[STATED TASK]: Restate each of the lines below word for word and drop every picture.

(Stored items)

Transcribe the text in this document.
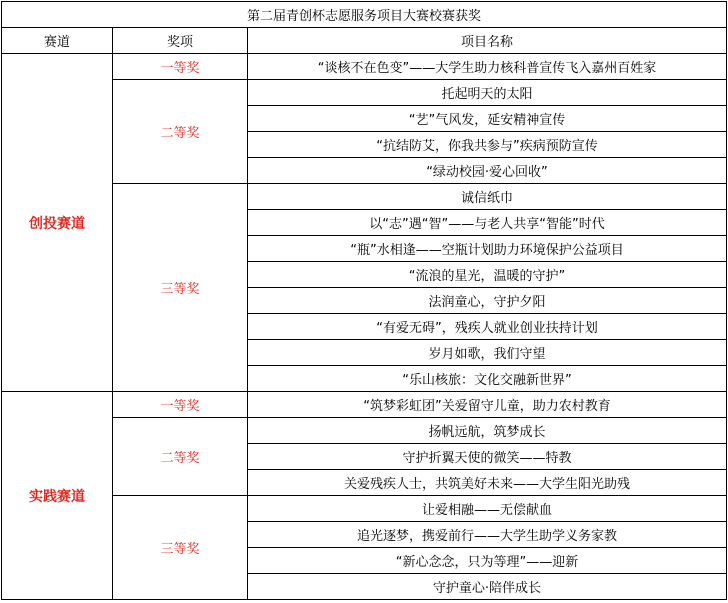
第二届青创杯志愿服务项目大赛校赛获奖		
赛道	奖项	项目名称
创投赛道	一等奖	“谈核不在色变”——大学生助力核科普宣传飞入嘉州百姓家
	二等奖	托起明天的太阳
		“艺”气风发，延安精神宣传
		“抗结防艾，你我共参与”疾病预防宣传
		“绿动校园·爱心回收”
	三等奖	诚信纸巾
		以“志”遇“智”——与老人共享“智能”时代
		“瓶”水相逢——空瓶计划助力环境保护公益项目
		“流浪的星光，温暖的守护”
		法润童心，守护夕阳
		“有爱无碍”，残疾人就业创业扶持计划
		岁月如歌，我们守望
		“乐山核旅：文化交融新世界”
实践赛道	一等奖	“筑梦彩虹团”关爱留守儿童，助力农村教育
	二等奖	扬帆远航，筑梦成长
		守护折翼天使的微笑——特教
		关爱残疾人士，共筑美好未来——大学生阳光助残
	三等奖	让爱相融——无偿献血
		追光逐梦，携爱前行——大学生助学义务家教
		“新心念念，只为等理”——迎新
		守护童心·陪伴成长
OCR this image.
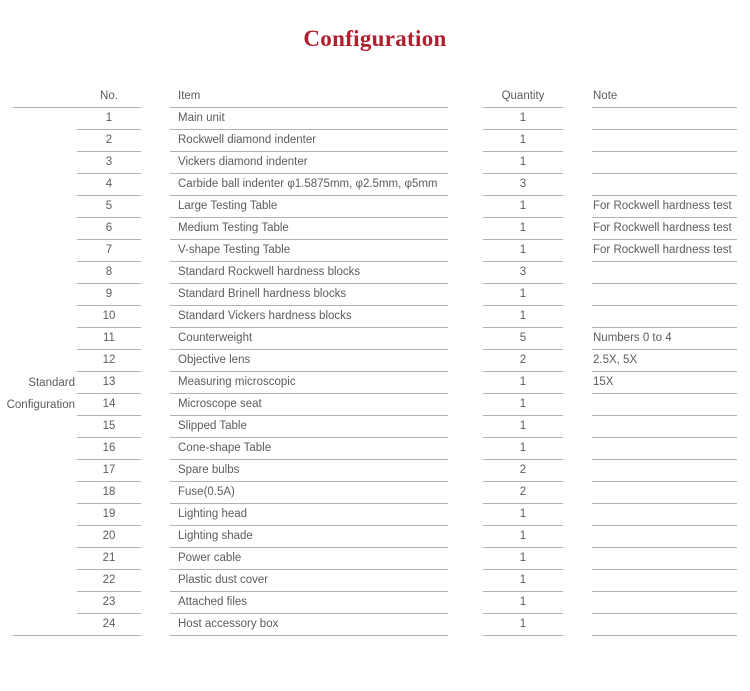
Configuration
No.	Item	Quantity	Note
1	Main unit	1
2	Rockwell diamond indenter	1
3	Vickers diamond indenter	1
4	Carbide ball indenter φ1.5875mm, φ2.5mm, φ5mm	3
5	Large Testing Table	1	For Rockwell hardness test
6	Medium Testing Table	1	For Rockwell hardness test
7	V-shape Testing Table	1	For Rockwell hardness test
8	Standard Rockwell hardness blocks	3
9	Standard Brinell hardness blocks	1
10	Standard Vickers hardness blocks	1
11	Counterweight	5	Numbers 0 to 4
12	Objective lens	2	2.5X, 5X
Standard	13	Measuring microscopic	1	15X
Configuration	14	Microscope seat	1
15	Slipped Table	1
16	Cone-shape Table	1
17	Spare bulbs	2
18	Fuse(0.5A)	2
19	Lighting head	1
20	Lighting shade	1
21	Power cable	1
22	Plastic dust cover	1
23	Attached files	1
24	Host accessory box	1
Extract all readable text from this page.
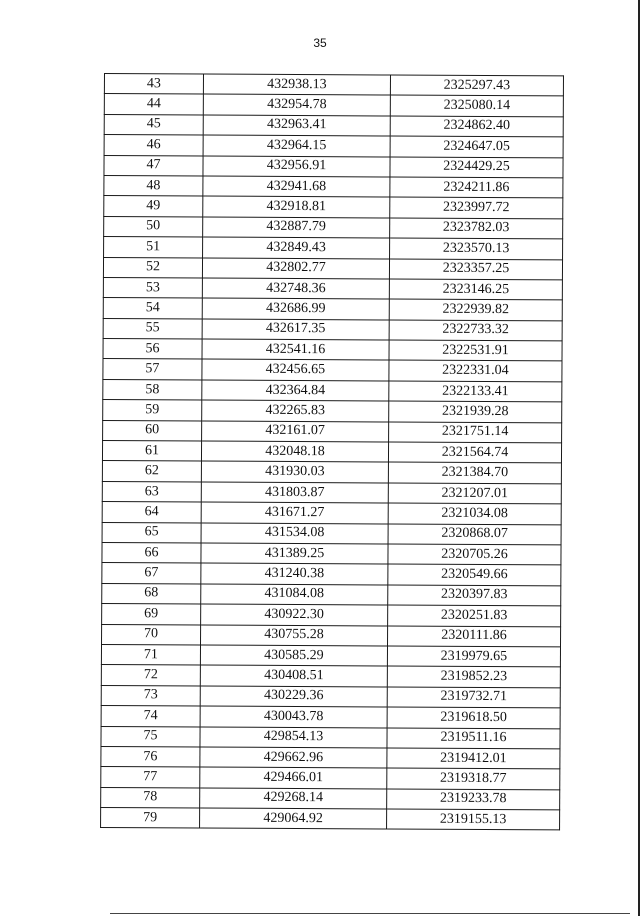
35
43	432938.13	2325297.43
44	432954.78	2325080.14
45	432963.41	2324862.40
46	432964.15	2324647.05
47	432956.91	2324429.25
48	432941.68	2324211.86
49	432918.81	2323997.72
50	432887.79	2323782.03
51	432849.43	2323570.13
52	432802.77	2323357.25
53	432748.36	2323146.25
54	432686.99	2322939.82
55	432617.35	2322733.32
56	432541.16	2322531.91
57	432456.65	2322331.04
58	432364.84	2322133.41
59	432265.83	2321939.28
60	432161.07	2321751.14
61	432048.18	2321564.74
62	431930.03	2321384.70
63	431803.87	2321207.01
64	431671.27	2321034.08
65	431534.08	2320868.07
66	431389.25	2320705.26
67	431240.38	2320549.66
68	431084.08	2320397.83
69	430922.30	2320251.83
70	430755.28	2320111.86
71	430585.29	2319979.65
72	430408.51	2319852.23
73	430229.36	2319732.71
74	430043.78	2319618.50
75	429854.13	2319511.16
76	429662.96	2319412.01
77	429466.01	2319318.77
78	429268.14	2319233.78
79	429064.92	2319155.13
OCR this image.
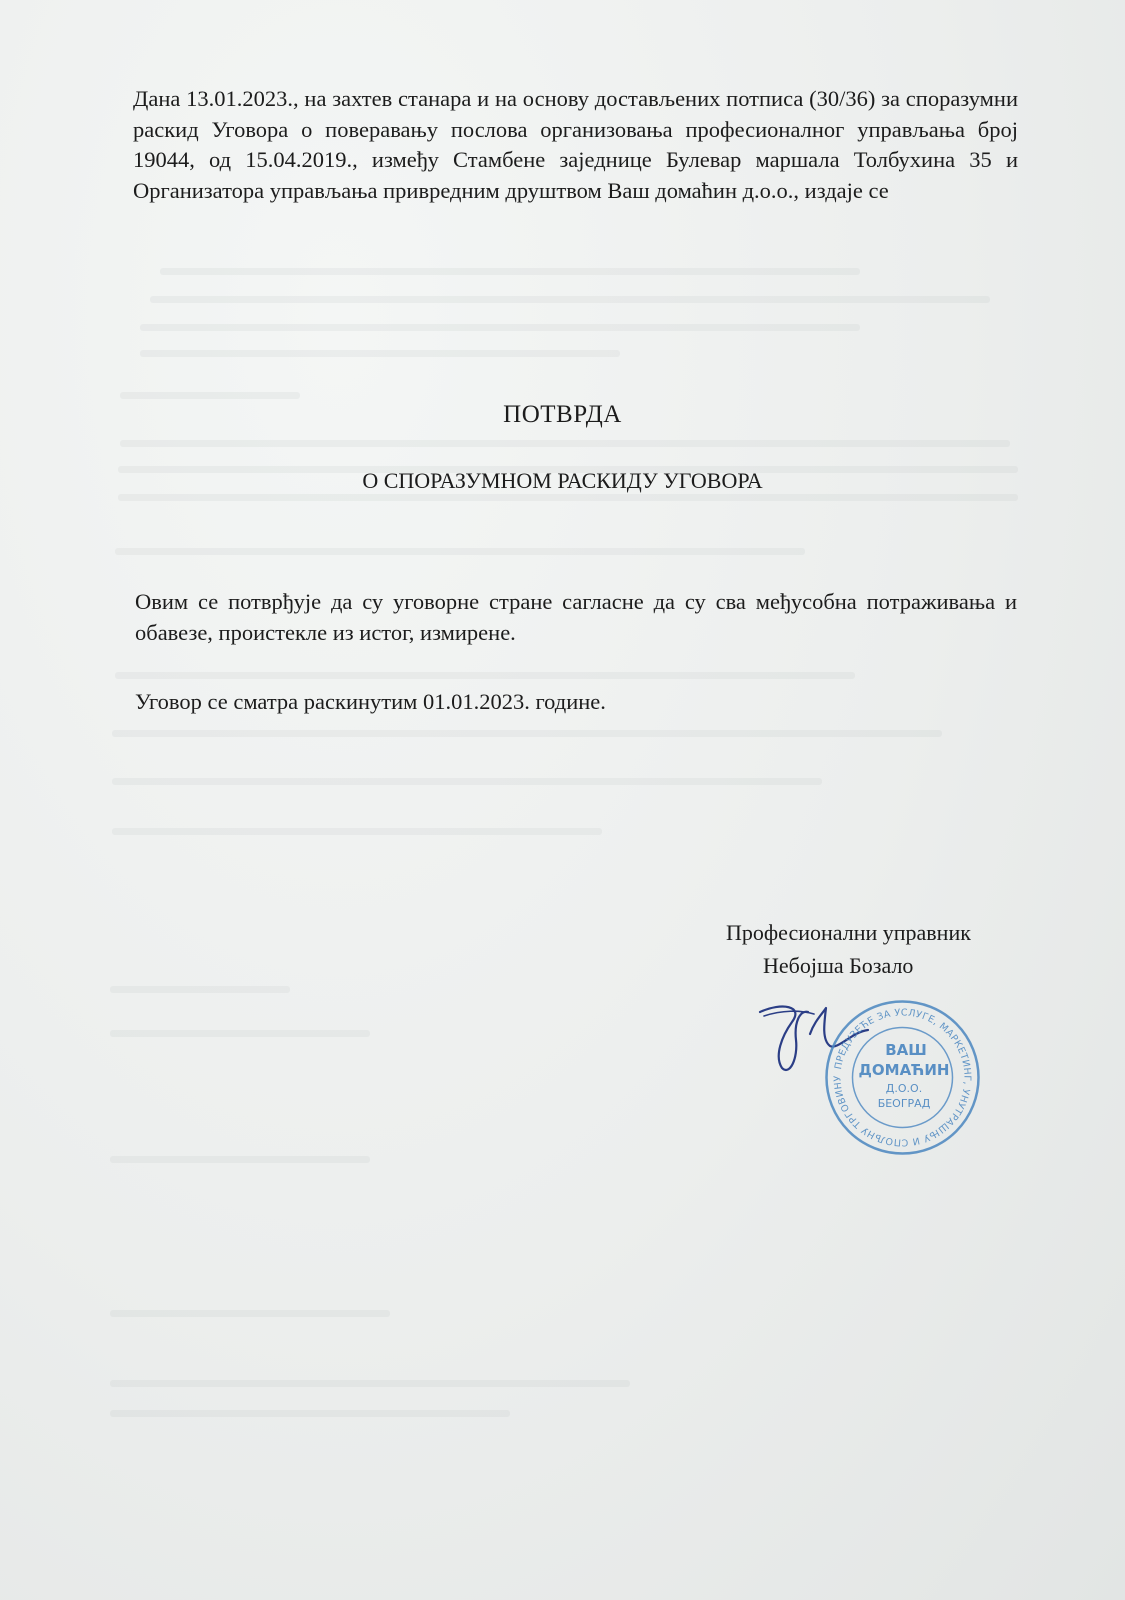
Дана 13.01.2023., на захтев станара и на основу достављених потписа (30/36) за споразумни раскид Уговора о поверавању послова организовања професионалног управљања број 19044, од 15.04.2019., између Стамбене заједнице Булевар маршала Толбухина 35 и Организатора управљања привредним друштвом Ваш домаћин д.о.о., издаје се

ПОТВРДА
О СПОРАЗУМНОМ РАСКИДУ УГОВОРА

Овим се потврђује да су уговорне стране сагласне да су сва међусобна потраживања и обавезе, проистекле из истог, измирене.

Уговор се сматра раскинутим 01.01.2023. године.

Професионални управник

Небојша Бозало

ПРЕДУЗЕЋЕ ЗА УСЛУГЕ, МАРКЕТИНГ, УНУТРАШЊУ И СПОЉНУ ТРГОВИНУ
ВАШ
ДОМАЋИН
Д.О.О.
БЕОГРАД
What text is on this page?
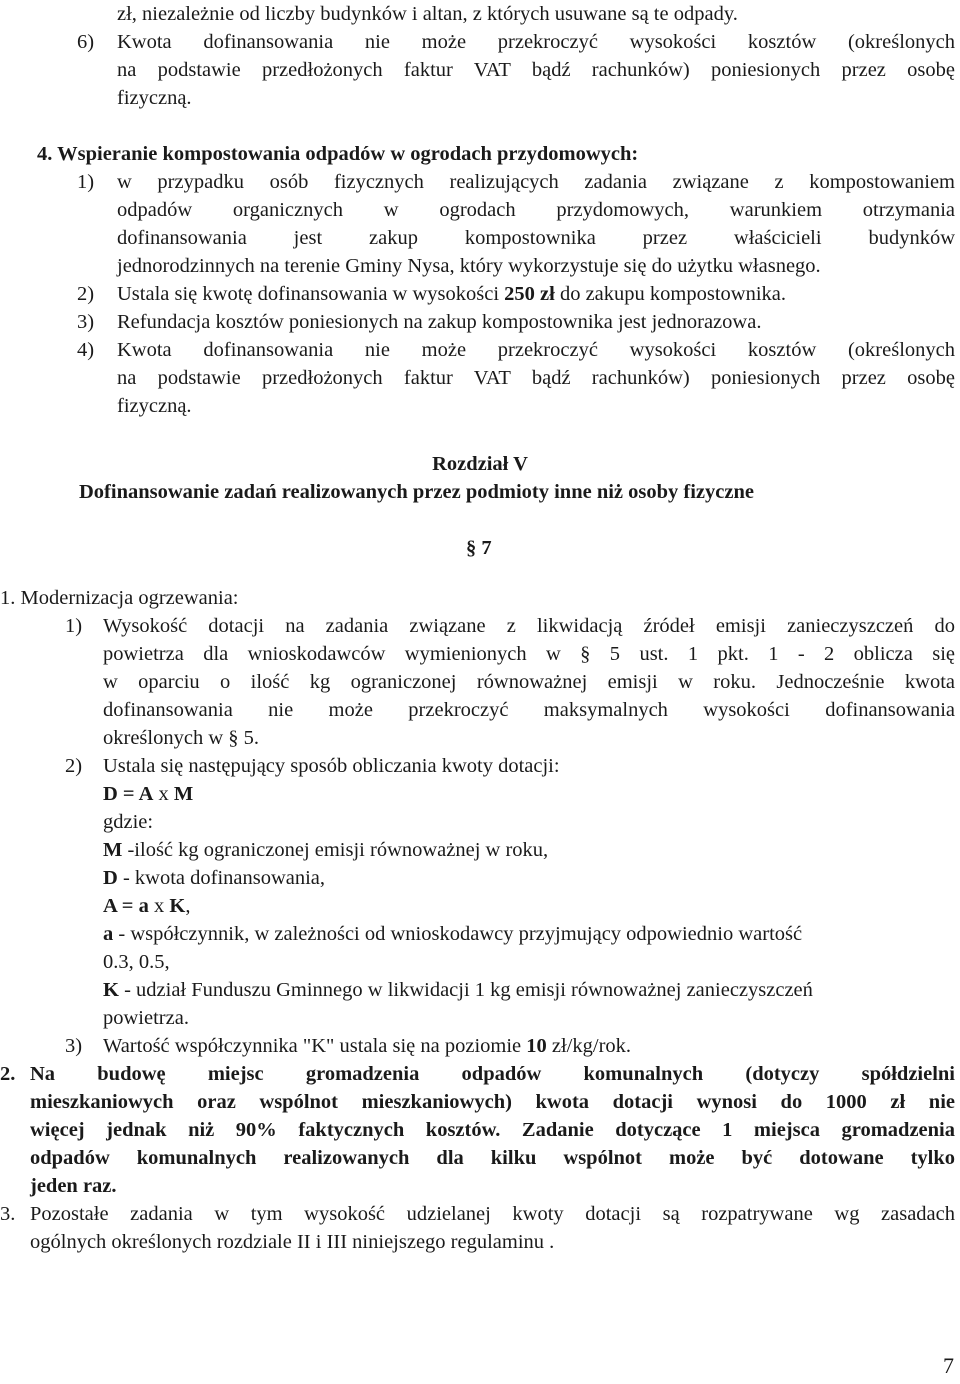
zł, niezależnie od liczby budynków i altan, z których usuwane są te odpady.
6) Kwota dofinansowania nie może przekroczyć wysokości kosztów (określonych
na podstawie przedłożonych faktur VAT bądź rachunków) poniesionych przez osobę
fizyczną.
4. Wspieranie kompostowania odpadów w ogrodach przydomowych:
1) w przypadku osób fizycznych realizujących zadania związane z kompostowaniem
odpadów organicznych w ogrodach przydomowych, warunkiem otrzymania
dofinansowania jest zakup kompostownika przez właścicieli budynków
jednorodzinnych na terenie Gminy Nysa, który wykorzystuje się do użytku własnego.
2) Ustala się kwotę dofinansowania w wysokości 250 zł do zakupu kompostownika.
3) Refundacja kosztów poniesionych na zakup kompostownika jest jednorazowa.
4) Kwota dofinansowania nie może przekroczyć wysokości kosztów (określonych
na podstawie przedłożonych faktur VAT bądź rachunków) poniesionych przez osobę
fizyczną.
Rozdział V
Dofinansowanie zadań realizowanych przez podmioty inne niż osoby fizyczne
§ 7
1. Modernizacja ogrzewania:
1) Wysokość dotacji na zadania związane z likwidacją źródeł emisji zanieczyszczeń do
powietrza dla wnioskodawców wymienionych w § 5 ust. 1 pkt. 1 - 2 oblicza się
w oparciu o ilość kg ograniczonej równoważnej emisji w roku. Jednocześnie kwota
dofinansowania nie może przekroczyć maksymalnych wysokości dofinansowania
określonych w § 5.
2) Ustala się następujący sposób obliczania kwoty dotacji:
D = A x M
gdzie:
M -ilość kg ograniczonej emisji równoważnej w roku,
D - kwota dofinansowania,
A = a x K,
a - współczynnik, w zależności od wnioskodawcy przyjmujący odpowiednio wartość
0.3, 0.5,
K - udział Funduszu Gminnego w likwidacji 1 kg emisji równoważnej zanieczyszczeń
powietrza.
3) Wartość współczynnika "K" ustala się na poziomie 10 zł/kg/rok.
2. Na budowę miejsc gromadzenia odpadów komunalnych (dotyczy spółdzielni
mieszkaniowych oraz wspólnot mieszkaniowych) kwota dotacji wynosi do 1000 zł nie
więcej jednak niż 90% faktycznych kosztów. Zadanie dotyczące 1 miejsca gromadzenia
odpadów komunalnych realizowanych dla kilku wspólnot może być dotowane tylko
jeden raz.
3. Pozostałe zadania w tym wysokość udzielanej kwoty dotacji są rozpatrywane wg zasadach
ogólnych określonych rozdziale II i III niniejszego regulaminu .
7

[RESULT FOR THIS EXERCISE]:
Transcribe the text in this document.
第二届青创杯志愿服务项目大赛校赛获奖		
赛道	奖项	项目名称
创投赛道	一等奖	“谈核不在色变”——大学生助力核科普宣传飞入嘉州百姓家
	二等奖	托起明天的太阳
		“艺”气风发，延安精神宣传
		“抗结防艾，你我共参与”疾病预防宣传
		“绿动校园·爱心回收”
	三等奖	诚信纸巾
		以“志”遇“智”——与老人共享“智能”时代
		“瓶”水相逢——空瓶计划助力环境保护公益项目
		“流浪的星光，温暖的守护”
		法润童心，守护夕阳
		“有爱无碍”，残疾人就业创业扶持计划
		岁月如歌，我们守望
		“乐山核旅：文化交融新世界”
实践赛道	一等奖	“筑梦彩虹团”关爱留守儿童，助力农村教育
	二等奖	扬帆远航，筑梦成长
		守护折翼天使的微笑——特教
		关爱残疾人士，共筑美好未来——大学生阳光助残
	三等奖	让爱相融——无偿献血
		追光逐梦，携爱前行——大学生助学义务家教
		“新心念念，只为等理”——迎新
		守护童心·陪伴成长
OCR this image.
Configuration
No.	Item	Quantity	Note
1	Main unit	1
2	Rockwell diamond indenter	1
3	Vickers diamond indenter	1
4	Carbide ball indenter φ1.5875mm, φ2.5mm, φ5mm	3
5	Large Testing Table	1	For Rockwell hardness test
6	Medium Testing Table	1	For Rockwell hardness test
7	V-shape Testing Table	1	For Rockwell hardness test
8	Standard Rockwell hardness blocks	3
9	Standard Brinell hardness blocks	1
10	Standard Vickers hardness blocks	1
11	Counterweight	5	Numbers 0 to 4
12	Objective lens	2	2.5X, 5X
Standard	13	Measuring microscopic	1	15X
Configuration	14	Microscope seat	1
15	Slipped Table	1
16	Cone-shape Table	1
17	Spare bulbs	2
18	Fuse(0.5A)	2
19	Lighting head	1
20	Lighting shade	1
21	Power cable	1
22	Plastic dust cover	1
23	Attached files	1
24	Host accessory box	1
Extract all readable text from this page.
35
43	432938.13	2325297.43
44	432954.78	2325080.14
45	432963.41	2324862.40
46	432964.15	2324647.05
47	432956.91	2324429.25
48	432941.68	2324211.86
49	432918.81	2323997.72
50	432887.79	2323782.03
51	432849.43	2323570.13
52	432802.77	2323357.25
53	432748.36	2323146.25
54	432686.99	2322939.82
55	432617.35	2322733.32
56	432541.16	2322531.91
57	432456.65	2322331.04
58	432364.84	2322133.41
59	432265.83	2321939.28
60	432161.07	2321751.14
61	432048.18	2321564.74
62	431930.03	2321384.70
63	431803.87	2321207.01
64	431671.27	2321034.08
65	431534.08	2320868.07
66	431389.25	2320705.26
67	431240.38	2320549.66
68	431084.08	2320397.83
69	430922.30	2320251.83
70	430755.28	2320111.86
71	430585.29	2319979.65
72	430408.51	2319852.23
73	430229.36	2319732.71
74	430043.78	2319618.50
75	429854.13	2319511.16
76	429662.96	2319412.01
77	429466.01	2319318.77
78	429268.14	2319233.78
79	429064.92	2319155.13
OCR this image.
Дана 13.01.2023., на захтев станара и на основу достављених потписа (30/36) за споразумни раскид Уговора о поверавању послова организовања професионалног управљања број 19044, од 15.04.2019., између Стамбене заједнице Булевар маршала Толбухина 35 и Организатора управљања привредним друштвом Ваш домаћин д.о.о., издаје се

ПОТВРДА
О СПОРАЗУМНОМ РАСКИДУ УГОВОРА

Овим се потврђује да су уговорне стране сагласне да су сва међусобна потраживања и обавезе, проистекле из истог, измирене.

Уговор се сматра раскинутим 01.01.2023. године.

Професионални управник

Небојша Бозало

ПРЕДУЗЕЋЕ ЗА УСЛУГЕ, МАРКЕТИНГ, УНУТРАШЊУ И СПОЉНУ ТРГОВИНУ
ВАШ
ДОМАЋИН
Д.О.О.
БЕОГРАД
What text is on this page?
zł, niezależnie od liczby budynków i altan, z których usuwane są te odpady.
6) Kwota dofinansowania nie może przekroczyć wysokości kosztów (określonych
na podstawie przedłożonych faktur VAT bądź rachunków) poniesionych przez osobę
fizyczną.
4. Wspieranie kompostowania odpadów w ogrodach przydomowych:
1) w przypadku osób fizycznych realizujących zadania związane z kompostowaniem
odpadów organicznych w ogrodach przydomowych, warunkiem otrzymania
dofinansowania jest zakup kompostownika przez właścicieli budynków
jednorodzinnych na terenie Gminy Nysa, który wykorzystuje się do użytku własnego.
2) Ustala się kwotę dofinansowania w wysokości 250 zł do zakupu kompostownika.
3) Refundacja kosztów poniesionych na zakup kompostownika jest jednorazowa.
4) Kwota dofinansowania nie może przekroczyć wysokości kosztów (określonych
na podstawie przedłożonych faktur VAT bądź rachunków) poniesionych przez osobę
fizyczną.
Rozdział V
Dofinansowanie zadań realizowanych przez podmioty inne niż osoby fizyczne
§ 7
1. Modernizacja ogrzewania:
1) Wysokość dotacji na zadania związane z likwidacją źródeł emisji zanieczyszczeń do
powietrza dla wnioskodawców wymienionych w § 5 ust. 1 pkt. 1 - 2 oblicza się
w oparciu o ilość kg ograniczonej równoważnej emisji w roku. Jednocześnie kwota
dofinansowania nie może przekroczyć maksymalnych wysokości dofinansowania
określonych w § 5.
2) Ustala się następujący sposób obliczania kwoty dotacji:
D = A x M
gdzie:
M -ilość kg ograniczonej emisji równoważnej w roku,
D - kwota dofinansowania,
A = a x K,
a - współczynnik, w zależności od wnioskodawcy przyjmujący odpowiednio wartość
0.3, 0.5,
K - udział Funduszu Gminnego w likwidacji 1 kg emisji równoważnej zanieczyszczeń
powietrza.
3) Wartość współczynnika "K" ustala się na poziomie 10 zł/kg/rok.
2. Na budowę miejsc gromadzenia odpadów komunalnych (dotyczy spółdzielni
mieszkaniowych oraz wspólnot mieszkaniowych) kwota dotacji wynosi do 1000 zł nie
więcej jednak niż 90% faktycznych kosztów. Zadanie dotyczące 1 miejsca gromadzenia
odpadów komunalnych realizowanych dla kilku wspólnot może być dotowane tylko
jeden raz.
3. Pozostałe zadania w tym wysokość udzielanej kwoty dotacji są rozpatrywane wg zasadach
ogólnych określonych rozdziale II i III niniejszego regulaminu .
7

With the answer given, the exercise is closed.